▶ [DIRECTIONS] Below is a block of records; return all of them exactly, but without the images.

▶ [INFORMATION SHOWN]
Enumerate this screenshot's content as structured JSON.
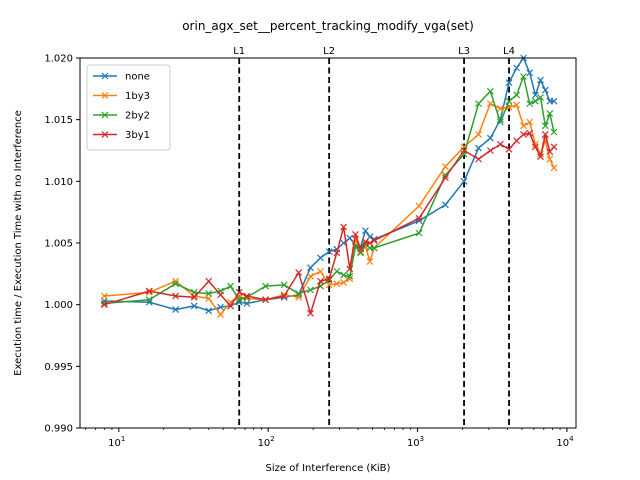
{
  "chart_data": {
    "type": "line",
    "title": "orin_agx_set__percent_tracking_modify_vga(set)",
    "xlabel": "Size of Interference (KiB)",
    "ylabel": "Execution time / Execution Time with no Interference",
    "xscale": "log",
    "xlim": [
      5.5,
      11500
    ],
    "ylim": [
      0.99,
      1.02
    ],
    "yticks": [
      "0.990",
      "0.995",
      "1.000",
      "1.005",
      "1.010",
      "1.015",
      "1.020"
    ],
    "xticks": [
      {
        "value": 10,
        "base": "10",
        "exp": "1"
      },
      {
        "value": 100,
        "base": "10",
        "exp": "2"
      },
      {
        "value": 1000,
        "base": "10",
        "exp": "3"
      },
      {
        "value": 10000,
        "base": "10",
        "exp": "4"
      }
    ],
    "grid": false,
    "legend": "top-left",
    "vlines": [
      {
        "label": "L1",
        "x": 64
      },
      {
        "label": "L2",
        "x": 256
      },
      {
        "label": "L3",
        "x": 2048
      },
      {
        "label": "L4",
        "x": 4096
      }
    ],
    "series": [
      {
        "name": "none",
        "color": "#1f77b4",
        "x": [
          8,
          16,
          24,
          32,
          40,
          48,
          56,
          64,
          72,
          96,
          128,
          160,
          192,
          224,
          256,
          288,
          320,
          352,
          384,
          416,
          448,
          480,
          512,
          1024,
          1536,
          2048,
          2560,
          3072,
          3584,
          4096,
          4608,
          5120,
          5632,
          6144,
          6656,
          7168,
          7680,
          8192
        ],
        "y": [
          1.0003,
          1.0002,
          0.9996,
          0.9999,
          0.9995,
          0.9998,
          0.9999,
          1.0002,
          1.0001,
          1.0004,
          1.0006,
          1.0008,
          1.003,
          1.0038,
          1.0043,
          1.0045,
          1.005,
          1.0054,
          1.0048,
          1.0047,
          1.006,
          1.0055,
          1.0053,
          1.0068,
          1.0081,
          1.01,
          1.0127,
          1.0135,
          1.015,
          1.018,
          1.0192,
          1.02,
          1.0188,
          1.017,
          1.0182,
          1.0174,
          1.0165,
          1.0165
        ]
      },
      {
        "name": "1by3",
        "color": "#ff7f0e",
        "x": [
          8,
          16,
          24,
          32,
          40,
          48,
          56,
          64,
          72,
          96,
          128,
          160,
          192,
          224,
          256,
          288,
          320,
          352,
          384,
          416,
          448,
          480,
          512,
          1024,
          1536,
          2048,
          2560,
          3072,
          3584,
          4096,
          4608,
          5120,
          5632,
          6144,
          6656,
          7168,
          7680,
          8192
        ],
        "y": [
          1.0007,
          1.001,
          1.0019,
          1.0007,
          1.0005,
          0.9992,
          1.0002,
          1.0006,
          1.0005,
          1.0004,
          1.0008,
          1.0006,
          1.0023,
          1.0027,
          1.0016,
          1.0017,
          1.0018,
          1.0021,
          1.0053,
          1.0043,
          1.0047,
          1.0035,
          1.0046,
          1.008,
          1.0112,
          1.0128,
          1.0138,
          1.0163,
          1.0159,
          1.016,
          1.0162,
          1.0145,
          1.0148,
          1.013,
          1.0122,
          1.0133,
          1.0118,
          1.0111
        ]
      },
      {
        "name": "2by2",
        "color": "#2ca02c",
        "x": [
          8,
          16,
          24,
          32,
          40,
          48,
          56,
          64,
          72,
          96,
          128,
          160,
          192,
          224,
          256,
          288,
          320,
          352,
          384,
          416,
          448,
          480,
          512,
          1024,
          1536,
          2048,
          2560,
          3072,
          3584,
          4096,
          4608,
          5120,
          5632,
          6144,
          6656,
          7168,
          7680,
          8192
        ],
        "y": [
          1.0001,
          1.0004,
          1.0017,
          1.001,
          1.0009,
          1.0011,
          1.0015,
          1.0004,
          1.0006,
          1.0015,
          1.0016,
          1.0009,
          1.0012,
          1.0015,
          1.002,
          1.0027,
          1.0024,
          1.0023,
          1.0047,
          1.0042,
          1.0049,
          1.0046,
          1.0046,
          1.0058,
          1.0105,
          1.0122,
          1.0163,
          1.0173,
          1.0148,
          1.0165,
          1.017,
          1.0185,
          1.0163,
          1.0165,
          1.0168,
          1.0145,
          1.0155,
          1.014
        ]
      },
      {
        "name": "3by1",
        "color": "#d62728",
        "x": [
          8,
          16,
          24,
          32,
          40,
          48,
          56,
          64,
          72,
          96,
          128,
          160,
          192,
          224,
          256,
          288,
          320,
          352,
          384,
          416,
          448,
          480,
          512,
          1024,
          1536,
          2048,
          2560,
          3072,
          3584,
          4096,
          4608,
          5120,
          5632,
          6144,
          6656,
          7168,
          7680,
          8192
        ],
        "y": [
          1.0,
          1.0011,
          1.0007,
          1.0006,
          1.0019,
          1.0008,
          0.9999,
          1.001,
          1.0007,
          1.0004,
          1.0007,
          1.0026,
          0.9993,
          1.0019,
          1.0021,
          1.0042,
          1.0063,
          1.0029,
          1.0057,
          1.0045,
          1.0051,
          1.005,
          1.0052,
          1.007,
          1.0103,
          1.0125,
          1.0118,
          1.0125,
          1.013,
          1.0126,
          1.0133,
          1.0138,
          1.0139,
          1.0128,
          1.012,
          1.0138,
          1.0124,
          1.0128
        ]
      }
    ]
  }
}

▶ [SOLUTION TO THIS PROBLEM]
Enumerate this screenshot's content as structured JSON.
{
  "chart_data": {
    "type": "line",
    "title": "orin_agx_set__percent_tracking_modify_vga(set)",
    "xlabel": "Size of Interference (KiB)",
    "ylabel": "Execution time / Execution Time with no Interference",
    "xscale": "log",
    "xlim": [
      5.5,
      11500
    ],
    "ylim": [
      0.99,
      1.02
    ],
    "yticks": [
      "0.990",
      "0.995",
      "1.000",
      "1.005",
      "1.010",
      "1.015",
      "1.020"
    ],
    "xticks": [
      {
        "value": 10,
        "base": "10",
        "exp": "1"
      },
      {
        "value": 100,
        "base": "10",
        "exp": "2"
      },
      {
        "value": 1000,
        "base": "10",
        "exp": "3"
      },
      {
        "value": 10000,
        "base": "10",
        "exp": "4"
      }
    ],
    "grid": false,
    "legend": "top-left",
    "vlines": [
      {
        "label": "L1",
        "x": 64
      },
      {
        "label": "L2",
        "x": 256
      },
      {
        "label": "L3",
        "x": 2048
      },
      {
        "label": "L4",
        "x": 4096
      }
    ],
    "series": [
      {
        "name": "none",
        "color": "#1f77b4",
        "x": [
          8,
          16,
          24,
          32,
          40,
          48,
          56,
          64,
          72,
          96,
          128,
          160,
          192,
          224,
          256,
          288,
          320,
          352,
          384,
          416,
          448,
          480,
          512,
          1024,
          1536,
          2048,
          2560,
          3072,
          3584,
          4096,
          4608,
          5120,
          5632,
          6144,
          6656,
          7168,
          7680,
          8192
        ],
        "y": [
          1.0003,
          1.0002,
          0.9996,
          0.9999,
          0.9995,
          0.9998,
          0.9999,
          1.0002,
          1.0001,
          1.0004,
          1.0006,
          1.0008,
          1.003,
          1.0038,
          1.0043,
          1.0045,
          1.005,
          1.0054,
          1.0048,
          1.0047,
          1.006,
          1.0055,
          1.0053,
          1.0068,
          1.0081,
          1.01,
          1.0127,
          1.0135,
          1.015,
          1.018,
          1.0192,
          1.02,
          1.0188,
          1.017,
          1.0182,
          1.0174,
          1.0165,
          1.0165
        ]
      },
      {
        "name": "1by3",
        "color": "#ff7f0e",
        "x": [
          8,
          16,
          24,
          32,
          40,
          48,
          56,
          64,
          72,
          96,
          128,
          160,
          192,
          224,
          256,
          288,
          320,
          352,
          384,
          416,
          448,
          480,
          512,
          1024,
          1536,
          2048,
          2560,
          3072,
          3584,
          4096,
          4608,
          5120,
          5632,
          6144,
          6656,
          7168,
          7680,
          8192
        ],
        "y": [
          1.0007,
          1.001,
          1.0019,
          1.0007,
          1.0005,
          0.9992,
          1.0002,
          1.0006,
          1.0005,
          1.0004,
          1.0008,
          1.0006,
          1.0023,
          1.0027,
          1.0016,
          1.0017,
          1.0018,
          1.0021,
          1.0053,
          1.0043,
          1.0047,
          1.0035,
          1.0046,
          1.008,
          1.0112,
          1.0128,
          1.0138,
          1.0163,
          1.0159,
          1.016,
          1.0162,
          1.0145,
          1.0148,
          1.013,
          1.0122,
          1.0133,
          1.0118,
          1.0111
        ]
      },
      {
        "name": "2by2",
        "color": "#2ca02c",
        "x": [
          8,
          16,
          24,
          32,
          40,
          48,
          56,
          64,
          72,
          96,
          128,
          160,
          192,
          224,
          256,
          288,
          320,
          352,
          384,
          416,
          448,
          480,
          512,
          1024,
          1536,
          2048,
          2560,
          3072,
          3584,
          4096,
          4608,
          5120,
          5632,
          6144,
          6656,
          7168,
          7680,
          8192
        ],
        "y": [
          1.0001,
          1.0004,
          1.0017,
          1.001,
          1.0009,
          1.0011,
          1.0015,
          1.0004,
          1.0006,
          1.0015,
          1.0016,
          1.0009,
          1.0012,
          1.0015,
          1.002,
          1.0027,
          1.0024,
          1.0023,
          1.0047,
          1.0042,
          1.0049,
          1.0046,
          1.0046,
          1.0058,
          1.0105,
          1.0122,
          1.0163,
          1.0173,
          1.0148,
          1.0165,
          1.017,
          1.0185,
          1.0163,
          1.0165,
          1.0168,
          1.0145,
          1.0155,
          1.014
        ]
      },
      {
        "name": "3by1",
        "color": "#d62728",
        "x": [
          8,
          16,
          24,
          32,
          40,
          48,
          56,
          64,
          72,
          96,
          128,
          160,
          192,
          224,
          256,
          288,
          320,
          352,
          384,
          416,
          448,
          480,
          512,
          1024,
          1536,
          2048,
          2560,
          3072,
          3584,
          4096,
          4608,
          5120,
          5632,
          6144,
          6656,
          7168,
          7680,
          8192
        ],
        "y": [
          1.0,
          1.0011,
          1.0007,
          1.0006,
          1.0019,
          1.0008,
          0.9999,
          1.001,
          1.0007,
          1.0004,
          1.0007,
          1.0026,
          0.9993,
          1.0019,
          1.0021,
          1.0042,
          1.0063,
          1.0029,
          1.0057,
          1.0045,
          1.0051,
          1.005,
          1.0052,
          1.007,
          1.0103,
          1.0125,
          1.0118,
          1.0125,
          1.013,
          1.0126,
          1.0133,
          1.0138,
          1.0139,
          1.0128,
          1.012,
          1.0138,
          1.0124,
          1.0128
        ]
      }
    ]
  }
}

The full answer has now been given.